• _Exercise instructions_
Report the number of lines that hold the string "O点运动到". Leave out any other text.
━━━━━━
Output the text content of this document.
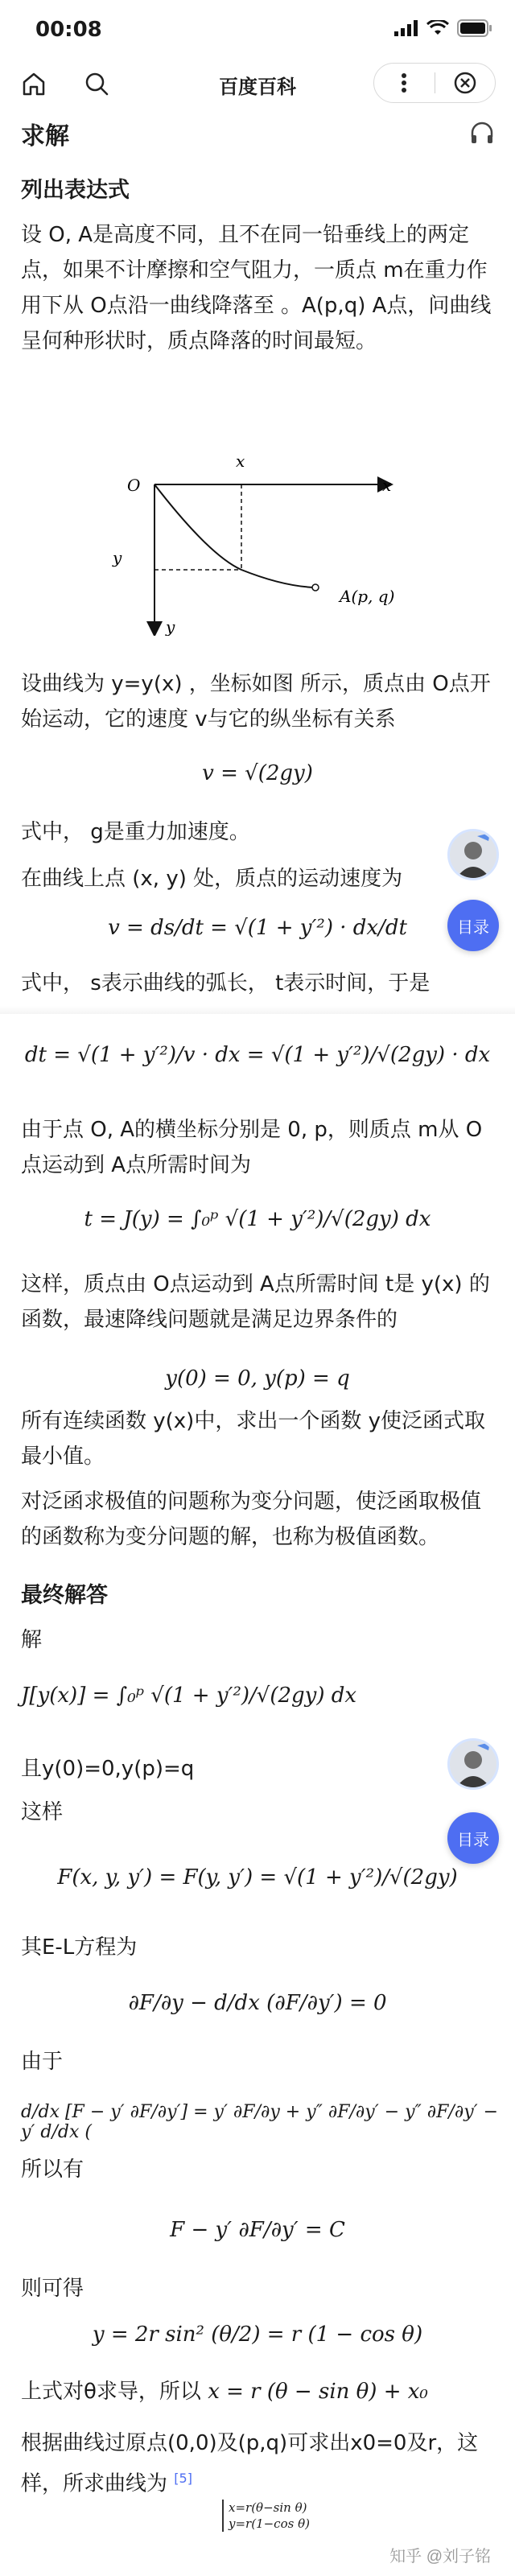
00:08
百度百科
求解
列出表达式
设 O, A是高度不同，且不在同一铅垂线上的两定点，如果不计摩擦和空气阻力，一质点 m在重力作用下从 O点沿一曲线降落至 。A(p,q) A点，问曲线呈何种形状时，质点降落的时间最短。
O
x
x
y
y
A(p, q)
设曲线为 y=y(x) ，坐标如图 所示，质点由 O点开始运动，它的速度 v与它的纵坐标有关系
v = √(2gy)
式中， g是重力加速度。
在曲线上点 (x, y) 处，质点的运动速度为
v = ds/dt = √(1 + y′²) · dx/dt
式中， s表示曲线的弧长， t表示时间，于是
dt = √(1 + y′²)/v · dx = √(1 + y′²)/√(2gy) · dx
由于点 O, A的横坐标分别是 0, p，则质点 m从 O点运动到 A点所需时间为
t = J(y) = ∫₀ᵖ √(1 + y′²)/√(2gy) dx
这样，质点由 O点运动到 A点所需时间 t是 y(x) 的函数，最速降线问题就是满足边界条件的
y(0) = 0, y(p) = q
所有连续函数 y(x)中，求出一个函数 y使泛函式取最小值。
对泛函求极值的问题称为变分问题，使泛函取极值的函数称为变分问题的解，也称为极值函数。
最终解答
解
J[y(x)] = ∫₀ᵖ √(1 + y′²)/√(2gy) dx
且y(0)=0,y(p)=q
这样
F(x, y, y′) = F(y, y′) = √(1 + y′²)/√(2gy)
其E-L方程为
∂F/∂y − d/dx (∂F/∂y′) = 0
由于
d/dx [F − y′ ∂F/∂y′] = y′ ∂F/∂y + y″ ∂F/∂y′ − y″ ∂F/∂y′ − y′ d/dx (
所以有
F − y′ ∂F/∂y′ = C
则可得
y = 2r sin² (θ/2) = r (1 − cos θ)
上式对θ求导，所以 x = r (θ − sin θ) + x₀
根据曲线过原点(0,0)及(p,q)可求出x0=0及r，这样，所求曲线为 [5]
x=r(θ−sin θ)
y=r(1−cos θ)
目录
目录
知乎 @刘子铭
━━━━━━
• _Solution to this task_
2